### SUPPLIED MATERIAL

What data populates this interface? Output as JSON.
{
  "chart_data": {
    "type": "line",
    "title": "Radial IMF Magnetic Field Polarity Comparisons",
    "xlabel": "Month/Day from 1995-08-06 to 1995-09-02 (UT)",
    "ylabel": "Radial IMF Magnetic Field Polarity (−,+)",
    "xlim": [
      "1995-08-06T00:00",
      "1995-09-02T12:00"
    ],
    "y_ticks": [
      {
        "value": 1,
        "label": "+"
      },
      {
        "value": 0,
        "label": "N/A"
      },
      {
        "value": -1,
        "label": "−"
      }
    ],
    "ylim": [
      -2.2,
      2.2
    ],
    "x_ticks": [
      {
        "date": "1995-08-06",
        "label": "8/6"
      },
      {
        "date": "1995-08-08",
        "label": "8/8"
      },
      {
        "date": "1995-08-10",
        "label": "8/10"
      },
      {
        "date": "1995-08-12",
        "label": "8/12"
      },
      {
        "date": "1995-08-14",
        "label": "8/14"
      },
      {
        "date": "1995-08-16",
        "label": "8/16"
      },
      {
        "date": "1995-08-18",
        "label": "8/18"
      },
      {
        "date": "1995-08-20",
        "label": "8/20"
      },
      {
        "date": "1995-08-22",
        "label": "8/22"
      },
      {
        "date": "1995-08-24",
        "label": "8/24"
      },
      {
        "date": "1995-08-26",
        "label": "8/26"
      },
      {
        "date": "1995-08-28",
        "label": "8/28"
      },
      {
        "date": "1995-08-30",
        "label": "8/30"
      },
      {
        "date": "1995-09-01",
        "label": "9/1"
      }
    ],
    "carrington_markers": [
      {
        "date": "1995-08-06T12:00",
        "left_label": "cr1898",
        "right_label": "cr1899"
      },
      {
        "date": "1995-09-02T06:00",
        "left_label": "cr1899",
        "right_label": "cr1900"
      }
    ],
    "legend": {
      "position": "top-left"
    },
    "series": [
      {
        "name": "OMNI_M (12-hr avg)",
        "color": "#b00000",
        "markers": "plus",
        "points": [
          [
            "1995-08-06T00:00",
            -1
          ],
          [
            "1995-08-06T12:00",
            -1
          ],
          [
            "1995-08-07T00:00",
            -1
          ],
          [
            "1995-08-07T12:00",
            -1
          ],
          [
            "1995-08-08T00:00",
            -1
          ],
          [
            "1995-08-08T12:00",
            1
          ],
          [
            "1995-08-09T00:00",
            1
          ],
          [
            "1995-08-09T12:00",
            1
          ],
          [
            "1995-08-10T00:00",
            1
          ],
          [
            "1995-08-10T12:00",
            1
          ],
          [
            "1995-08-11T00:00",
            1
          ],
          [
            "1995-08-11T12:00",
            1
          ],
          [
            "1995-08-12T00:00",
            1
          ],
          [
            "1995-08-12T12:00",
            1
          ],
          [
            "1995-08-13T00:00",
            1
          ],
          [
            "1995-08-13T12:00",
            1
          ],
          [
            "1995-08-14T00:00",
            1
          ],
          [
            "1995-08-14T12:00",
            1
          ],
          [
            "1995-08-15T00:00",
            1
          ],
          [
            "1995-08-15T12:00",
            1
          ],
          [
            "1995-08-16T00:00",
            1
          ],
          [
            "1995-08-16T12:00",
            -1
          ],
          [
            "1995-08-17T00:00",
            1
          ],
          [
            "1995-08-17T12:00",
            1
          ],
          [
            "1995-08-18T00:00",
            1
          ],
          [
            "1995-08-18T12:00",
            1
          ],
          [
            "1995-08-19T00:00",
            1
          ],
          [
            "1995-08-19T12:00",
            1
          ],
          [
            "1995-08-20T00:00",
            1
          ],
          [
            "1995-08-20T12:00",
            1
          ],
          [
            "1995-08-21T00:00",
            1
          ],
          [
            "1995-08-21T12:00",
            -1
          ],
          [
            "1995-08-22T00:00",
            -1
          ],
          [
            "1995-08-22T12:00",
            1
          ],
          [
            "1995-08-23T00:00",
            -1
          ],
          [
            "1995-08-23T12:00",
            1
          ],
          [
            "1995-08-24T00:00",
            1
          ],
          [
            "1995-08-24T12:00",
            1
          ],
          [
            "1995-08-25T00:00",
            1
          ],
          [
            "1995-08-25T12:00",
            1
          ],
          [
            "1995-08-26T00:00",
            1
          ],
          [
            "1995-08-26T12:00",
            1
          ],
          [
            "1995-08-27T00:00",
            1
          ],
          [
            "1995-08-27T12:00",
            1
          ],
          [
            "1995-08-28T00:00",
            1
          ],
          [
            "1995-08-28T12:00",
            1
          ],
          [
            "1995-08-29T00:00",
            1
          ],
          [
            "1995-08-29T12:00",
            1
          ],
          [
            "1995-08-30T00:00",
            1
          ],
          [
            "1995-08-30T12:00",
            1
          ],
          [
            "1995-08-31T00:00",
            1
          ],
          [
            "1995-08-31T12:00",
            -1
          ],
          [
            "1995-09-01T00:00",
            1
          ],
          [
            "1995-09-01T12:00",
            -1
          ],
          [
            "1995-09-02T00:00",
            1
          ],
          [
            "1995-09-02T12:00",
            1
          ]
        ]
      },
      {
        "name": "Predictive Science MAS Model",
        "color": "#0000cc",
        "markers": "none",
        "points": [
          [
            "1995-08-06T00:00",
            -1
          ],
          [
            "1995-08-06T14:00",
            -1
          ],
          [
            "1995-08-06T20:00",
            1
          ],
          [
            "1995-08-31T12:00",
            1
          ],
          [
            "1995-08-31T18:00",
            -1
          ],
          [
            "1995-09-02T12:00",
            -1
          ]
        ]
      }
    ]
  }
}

######

GIVEN REQUEST: Return all the data exactly as given.

RESULT OF THE EXERCISE:
What data populates this interface? Output as JSON.
{
  "chart_data": {
    "type": "line",
    "title": "Radial IMF Magnetic Field Polarity Comparisons",
    "xlabel": "Month/Day from 1995-08-06 to 1995-09-02 (UT)",
    "ylabel": "Radial IMF Magnetic Field Polarity (−,+)",
    "xlim": [
      "1995-08-06T00:00",
      "1995-09-02T12:00"
    ],
    "y_ticks": [
      {
        "value": 1,
        "label": "+"
      },
      {
        "value": 0,
        "label": "N/A"
      },
      {
        "value": -1,
        "label": "−"
      }
    ],
    "ylim": [
      -2.2,
      2.2
    ],
    "x_ticks": [
      {
        "date": "1995-08-06",
        "label": "8/6"
      },
      {
        "date": "1995-08-08",
        "label": "8/8"
      },
      {
        "date": "1995-08-10",
        "label": "8/10"
      },
      {
        "date": "1995-08-12",
        "label": "8/12"
      },
      {
        "date": "1995-08-14",
        "label": "8/14"
      },
      {
        "date": "1995-08-16",
        "label": "8/16"
      },
      {
        "date": "1995-08-18",
        "label": "8/18"
      },
      {
        "date": "1995-08-20",
        "label": "8/20"
      },
      {
        "date": "1995-08-22",
        "label": "8/22"
      },
      {
        "date": "1995-08-24",
        "label": "8/24"
      },
      {
        "date": "1995-08-26",
        "label": "8/26"
      },
      {
        "date": "1995-08-28",
        "label": "8/28"
      },
      {
        "date": "1995-08-30",
        "label": "8/30"
      },
      {
        "date": "1995-09-01",
        "label": "9/1"
      }
    ],
    "carrington_markers": [
      {
        "date": "1995-08-06T12:00",
        "left_label": "cr1898",
        "right_label": "cr1899"
      },
      {
        "date": "1995-09-02T06:00",
        "left_label": "cr1899",
        "right_label": "cr1900"
      }
    ],
    "legend": {
      "position": "top-left"
    },
    "series": [
      {
        "name": "OMNI_M (12-hr avg)",
        "color": "#b00000",
        "markers": "plus",
        "points": [
          [
            "1995-08-06T00:00",
            -1
          ],
          [
            "1995-08-06T12:00",
            -1
          ],
          [
            "1995-08-07T00:00",
            -1
          ],
          [
            "1995-08-07T12:00",
            -1
          ],
          [
            "1995-08-08T00:00",
            -1
          ],
          [
            "1995-08-08T12:00",
            1
          ],
          [
            "1995-08-09T00:00",
            1
          ],
          [
            "1995-08-09T12:00",
            1
          ],
          [
            "1995-08-10T00:00",
            1
          ],
          [
            "1995-08-10T12:00",
            1
          ],
          [
            "1995-08-11T00:00",
            1
          ],
          [
            "1995-08-11T12:00",
            1
          ],
          [
            "1995-08-12T00:00",
            1
          ],
          [
            "1995-08-12T12:00",
            1
          ],
          [
            "1995-08-13T00:00",
            1
          ],
          [
            "1995-08-13T12:00",
            1
          ],
          [
            "1995-08-14T00:00",
            1
          ],
          [
            "1995-08-14T12:00",
            1
          ],
          [
            "1995-08-15T00:00",
            1
          ],
          [
            "1995-08-15T12:00",
            1
          ],
          [
            "1995-08-16T00:00",
            1
          ],
          [
            "1995-08-16T12:00",
            -1
          ],
          [
            "1995-08-17T00:00",
            1
          ],
          [
            "1995-08-17T12:00",
            1
          ],
          [
            "1995-08-18T00:00",
            1
          ],
          [
            "1995-08-18T12:00",
            1
          ],
          [
            "1995-08-19T00:00",
            1
          ],
          [
            "1995-08-19T12:00",
            1
          ],
          [
            "1995-08-20T00:00",
            1
          ],
          [
            "1995-08-20T12:00",
            1
          ],
          [
            "1995-08-21T00:00",
            1
          ],
          [
            "1995-08-21T12:00",
            -1
          ],
          [
            "1995-08-22T00:00",
            -1
          ],
          [
            "1995-08-22T12:00",
            1
          ],
          [
            "1995-08-23T00:00",
            -1
          ],
          [
            "1995-08-23T12:00",
            1
          ],
          [
            "1995-08-24T00:00",
            1
          ],
          [
            "1995-08-24T12:00",
            1
          ],
          [
            "1995-08-25T00:00",
            1
          ],
          [
            "1995-08-25T12:00",
            1
          ],
          [
            "1995-08-26T00:00",
            1
          ],
          [
            "1995-08-26T12:00",
            1
          ],
          [
            "1995-08-27T00:00",
            1
          ],
          [
            "1995-08-27T12:00",
            1
          ],
          [
            "1995-08-28T00:00",
            1
          ],
          [
            "1995-08-28T12:00",
            1
          ],
          [
            "1995-08-29T00:00",
            1
          ],
          [
            "1995-08-29T12:00",
            1
          ],
          [
            "1995-08-30T00:00",
            1
          ],
          [
            "1995-08-30T12:00",
            1
          ],
          [
            "1995-08-31T00:00",
            1
          ],
          [
            "1995-08-31T12:00",
            -1
          ],
          [
            "1995-09-01T00:00",
            1
          ],
          [
            "1995-09-01T12:00",
            -1
          ],
          [
            "1995-09-02T00:00",
            1
          ],
          [
            "1995-09-02T12:00",
            1
          ]
        ]
      },
      {
        "name": "Predictive Science MAS Model",
        "color": "#0000cc",
        "markers": "none",
        "points": [
          [
            "1995-08-06T00:00",
            -1
          ],
          [
            "1995-08-06T14:00",
            -1
          ],
          [
            "1995-08-06T20:00",
            1
          ],
          [
            "1995-08-31T12:00",
            1
          ],
          [
            "1995-08-31T18:00",
            -1
          ],
          [
            "1995-09-02T12:00",
            -1
          ]
        ]
      }
    ]
  }
}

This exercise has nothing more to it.